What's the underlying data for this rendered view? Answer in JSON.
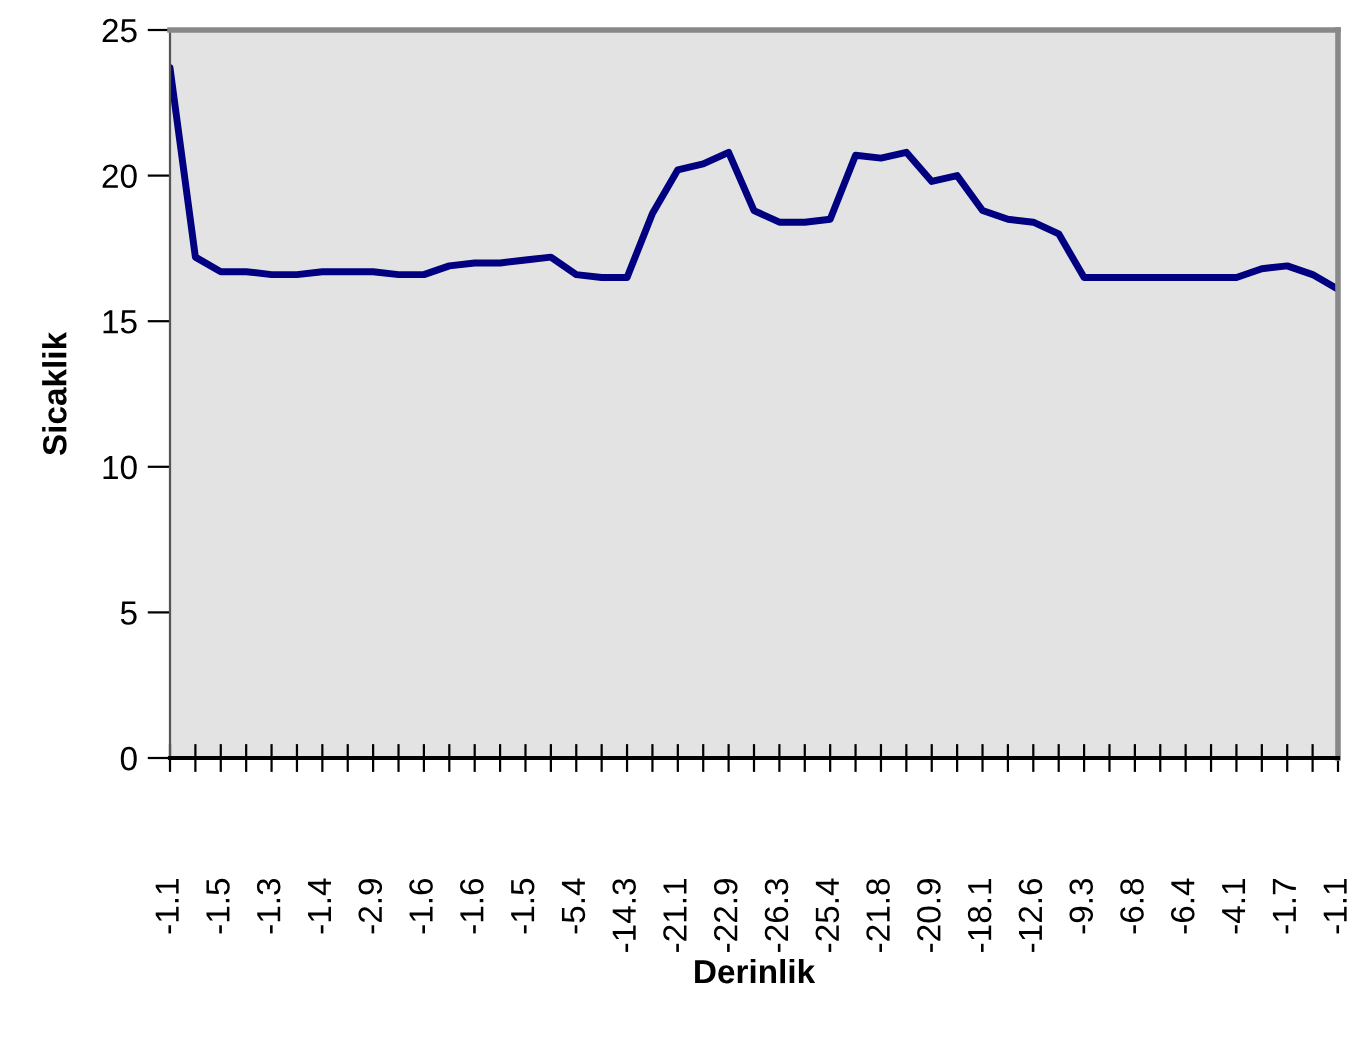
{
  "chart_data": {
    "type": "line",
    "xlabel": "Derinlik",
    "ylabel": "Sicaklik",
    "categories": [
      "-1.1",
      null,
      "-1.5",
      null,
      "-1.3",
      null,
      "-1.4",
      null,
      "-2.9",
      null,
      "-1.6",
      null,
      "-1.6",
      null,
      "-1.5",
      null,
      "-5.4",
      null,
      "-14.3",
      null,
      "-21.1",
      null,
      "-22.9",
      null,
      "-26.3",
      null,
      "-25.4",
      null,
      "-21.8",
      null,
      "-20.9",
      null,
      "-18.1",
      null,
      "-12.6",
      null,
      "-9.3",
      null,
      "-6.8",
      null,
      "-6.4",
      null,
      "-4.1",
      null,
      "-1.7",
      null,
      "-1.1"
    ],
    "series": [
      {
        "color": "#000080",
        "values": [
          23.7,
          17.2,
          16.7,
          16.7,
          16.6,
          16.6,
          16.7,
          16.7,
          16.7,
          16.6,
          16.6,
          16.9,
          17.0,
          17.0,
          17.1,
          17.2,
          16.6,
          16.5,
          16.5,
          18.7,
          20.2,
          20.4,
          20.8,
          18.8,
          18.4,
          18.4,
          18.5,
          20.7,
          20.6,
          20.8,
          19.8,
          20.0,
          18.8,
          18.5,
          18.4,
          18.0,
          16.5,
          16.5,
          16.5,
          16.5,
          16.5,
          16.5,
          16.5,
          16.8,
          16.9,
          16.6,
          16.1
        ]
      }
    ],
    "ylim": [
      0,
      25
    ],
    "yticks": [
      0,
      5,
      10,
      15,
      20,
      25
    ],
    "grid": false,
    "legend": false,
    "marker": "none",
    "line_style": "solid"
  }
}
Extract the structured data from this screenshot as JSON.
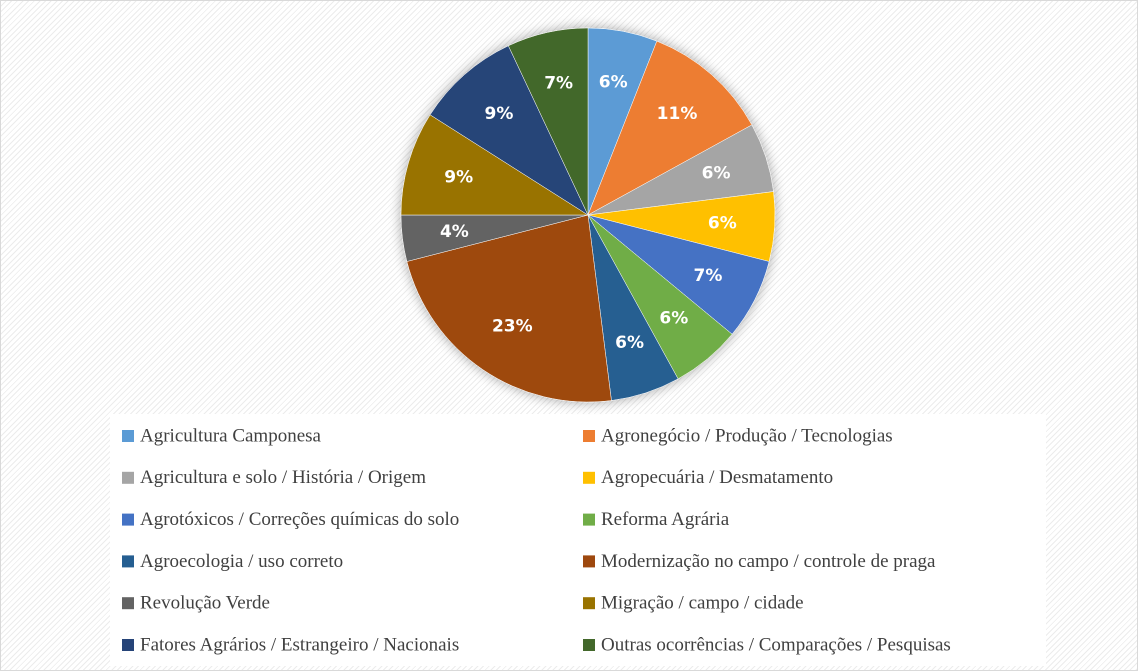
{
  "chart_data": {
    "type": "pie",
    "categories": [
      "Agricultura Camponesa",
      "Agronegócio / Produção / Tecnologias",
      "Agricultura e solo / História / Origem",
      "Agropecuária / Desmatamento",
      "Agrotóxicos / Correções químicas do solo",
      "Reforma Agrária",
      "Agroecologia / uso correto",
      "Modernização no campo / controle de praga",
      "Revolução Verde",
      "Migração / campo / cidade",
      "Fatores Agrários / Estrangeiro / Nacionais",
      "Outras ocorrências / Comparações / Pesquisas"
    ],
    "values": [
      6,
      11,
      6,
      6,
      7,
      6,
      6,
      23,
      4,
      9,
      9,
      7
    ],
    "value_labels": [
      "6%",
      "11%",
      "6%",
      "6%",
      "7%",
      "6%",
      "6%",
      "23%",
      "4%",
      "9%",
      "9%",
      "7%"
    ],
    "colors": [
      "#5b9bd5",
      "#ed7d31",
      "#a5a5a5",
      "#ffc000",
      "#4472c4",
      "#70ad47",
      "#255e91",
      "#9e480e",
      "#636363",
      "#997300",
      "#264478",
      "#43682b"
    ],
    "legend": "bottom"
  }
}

○ ○ ○ ○ ○

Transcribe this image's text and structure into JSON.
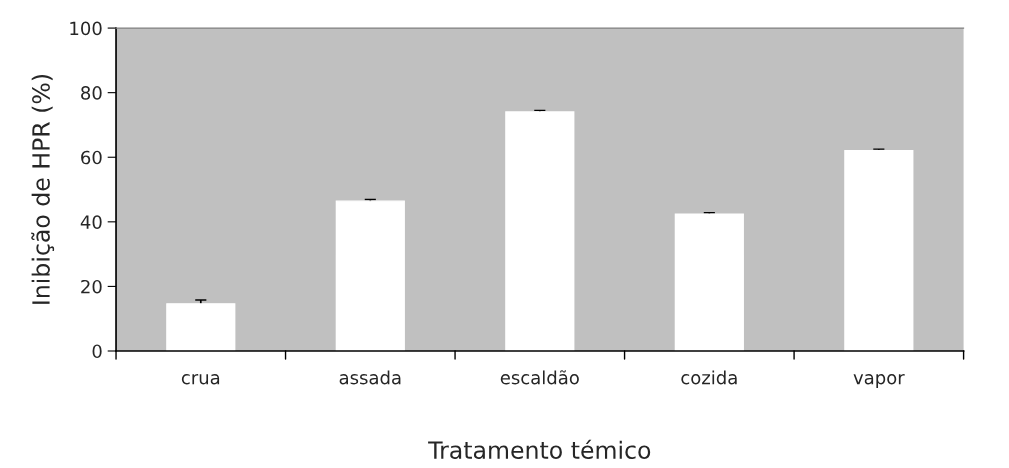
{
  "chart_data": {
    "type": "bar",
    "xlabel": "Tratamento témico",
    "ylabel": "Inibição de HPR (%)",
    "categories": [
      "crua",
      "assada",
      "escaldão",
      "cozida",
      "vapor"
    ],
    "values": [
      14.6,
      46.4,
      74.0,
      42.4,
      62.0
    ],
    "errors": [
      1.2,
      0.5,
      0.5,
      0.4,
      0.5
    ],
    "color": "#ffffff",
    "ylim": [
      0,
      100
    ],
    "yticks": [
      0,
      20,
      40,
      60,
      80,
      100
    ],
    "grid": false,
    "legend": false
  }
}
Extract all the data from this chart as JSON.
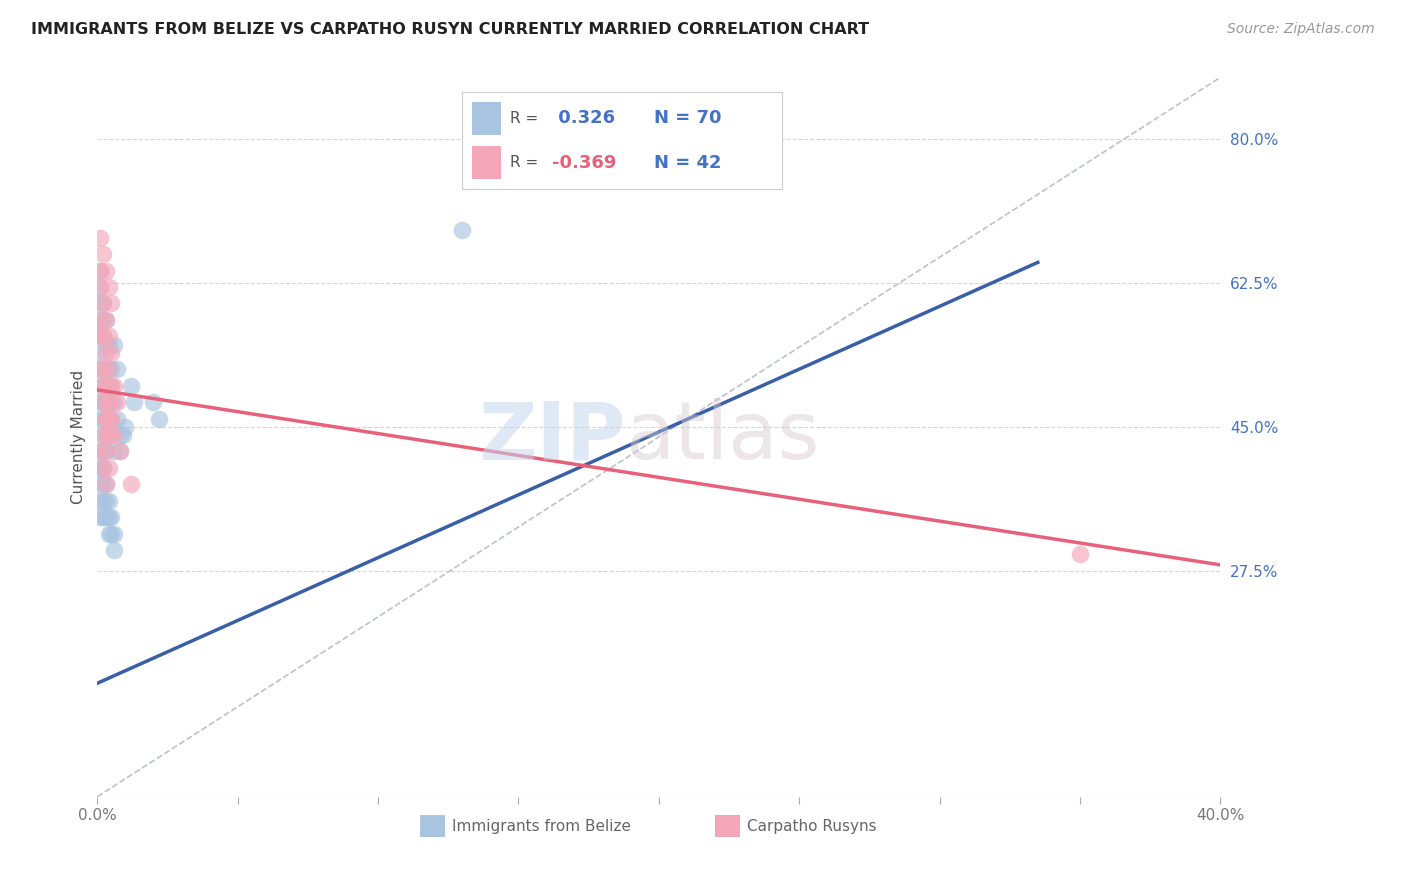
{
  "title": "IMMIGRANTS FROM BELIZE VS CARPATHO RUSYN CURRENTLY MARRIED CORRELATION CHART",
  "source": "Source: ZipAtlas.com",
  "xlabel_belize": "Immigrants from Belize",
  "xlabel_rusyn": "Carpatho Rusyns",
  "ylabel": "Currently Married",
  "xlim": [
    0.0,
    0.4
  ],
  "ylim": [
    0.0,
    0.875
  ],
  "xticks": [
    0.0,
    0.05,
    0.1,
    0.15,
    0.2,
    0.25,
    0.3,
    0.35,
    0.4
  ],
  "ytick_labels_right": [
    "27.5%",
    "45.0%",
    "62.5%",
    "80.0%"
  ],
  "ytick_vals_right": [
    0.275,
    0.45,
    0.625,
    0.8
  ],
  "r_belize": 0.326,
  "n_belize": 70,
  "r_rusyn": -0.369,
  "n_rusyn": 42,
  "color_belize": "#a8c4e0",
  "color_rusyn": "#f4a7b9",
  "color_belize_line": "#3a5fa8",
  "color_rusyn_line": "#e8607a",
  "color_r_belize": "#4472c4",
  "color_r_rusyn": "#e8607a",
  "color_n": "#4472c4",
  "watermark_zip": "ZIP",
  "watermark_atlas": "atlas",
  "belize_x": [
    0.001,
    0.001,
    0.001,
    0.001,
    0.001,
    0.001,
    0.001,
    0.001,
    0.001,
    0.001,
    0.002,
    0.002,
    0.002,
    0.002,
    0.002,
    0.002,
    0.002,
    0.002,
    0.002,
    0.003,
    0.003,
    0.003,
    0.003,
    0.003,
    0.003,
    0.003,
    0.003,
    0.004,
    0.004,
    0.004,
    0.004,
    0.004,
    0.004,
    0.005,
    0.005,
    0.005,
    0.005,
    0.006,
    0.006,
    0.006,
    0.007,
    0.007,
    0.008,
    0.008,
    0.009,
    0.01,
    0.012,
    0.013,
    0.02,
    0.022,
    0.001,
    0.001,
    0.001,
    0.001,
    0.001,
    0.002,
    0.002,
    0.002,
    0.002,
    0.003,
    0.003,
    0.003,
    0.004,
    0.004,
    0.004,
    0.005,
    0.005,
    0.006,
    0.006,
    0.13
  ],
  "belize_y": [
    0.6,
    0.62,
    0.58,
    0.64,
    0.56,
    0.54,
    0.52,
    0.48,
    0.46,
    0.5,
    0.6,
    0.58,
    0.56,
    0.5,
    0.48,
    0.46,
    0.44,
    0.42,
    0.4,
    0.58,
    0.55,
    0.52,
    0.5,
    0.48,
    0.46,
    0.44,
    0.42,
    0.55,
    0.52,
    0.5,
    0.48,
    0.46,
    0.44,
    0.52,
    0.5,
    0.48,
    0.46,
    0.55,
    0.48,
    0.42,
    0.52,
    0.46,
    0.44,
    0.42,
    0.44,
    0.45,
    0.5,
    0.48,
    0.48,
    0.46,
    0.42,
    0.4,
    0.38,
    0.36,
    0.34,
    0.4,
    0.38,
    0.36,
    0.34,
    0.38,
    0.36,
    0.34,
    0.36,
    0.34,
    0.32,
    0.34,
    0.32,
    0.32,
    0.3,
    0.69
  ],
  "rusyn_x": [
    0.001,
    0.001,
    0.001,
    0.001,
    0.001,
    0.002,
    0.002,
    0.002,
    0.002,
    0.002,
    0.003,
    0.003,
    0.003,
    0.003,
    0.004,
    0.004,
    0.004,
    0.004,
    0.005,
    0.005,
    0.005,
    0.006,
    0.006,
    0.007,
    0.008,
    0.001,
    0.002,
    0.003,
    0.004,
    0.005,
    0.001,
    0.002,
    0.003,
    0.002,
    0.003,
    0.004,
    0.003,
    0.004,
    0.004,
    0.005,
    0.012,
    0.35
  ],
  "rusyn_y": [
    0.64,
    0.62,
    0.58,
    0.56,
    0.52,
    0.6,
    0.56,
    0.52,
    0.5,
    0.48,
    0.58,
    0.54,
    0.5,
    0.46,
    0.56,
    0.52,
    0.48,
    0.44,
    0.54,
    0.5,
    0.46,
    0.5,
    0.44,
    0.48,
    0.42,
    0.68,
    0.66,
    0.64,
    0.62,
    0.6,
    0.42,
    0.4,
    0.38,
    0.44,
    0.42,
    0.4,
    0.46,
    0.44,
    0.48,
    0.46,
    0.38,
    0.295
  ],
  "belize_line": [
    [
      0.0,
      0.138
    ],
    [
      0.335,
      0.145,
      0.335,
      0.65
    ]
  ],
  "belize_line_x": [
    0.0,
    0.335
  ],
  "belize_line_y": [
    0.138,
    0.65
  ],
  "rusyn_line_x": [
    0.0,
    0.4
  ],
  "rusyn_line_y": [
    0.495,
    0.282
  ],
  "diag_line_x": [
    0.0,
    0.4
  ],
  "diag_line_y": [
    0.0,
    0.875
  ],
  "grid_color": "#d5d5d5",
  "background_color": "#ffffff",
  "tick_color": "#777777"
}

○ ○ ○ ○ ○

For each line above that contains the word "ffffff", copy that line.

    "color": "#ffffff",
  "background_color": "#ffffff",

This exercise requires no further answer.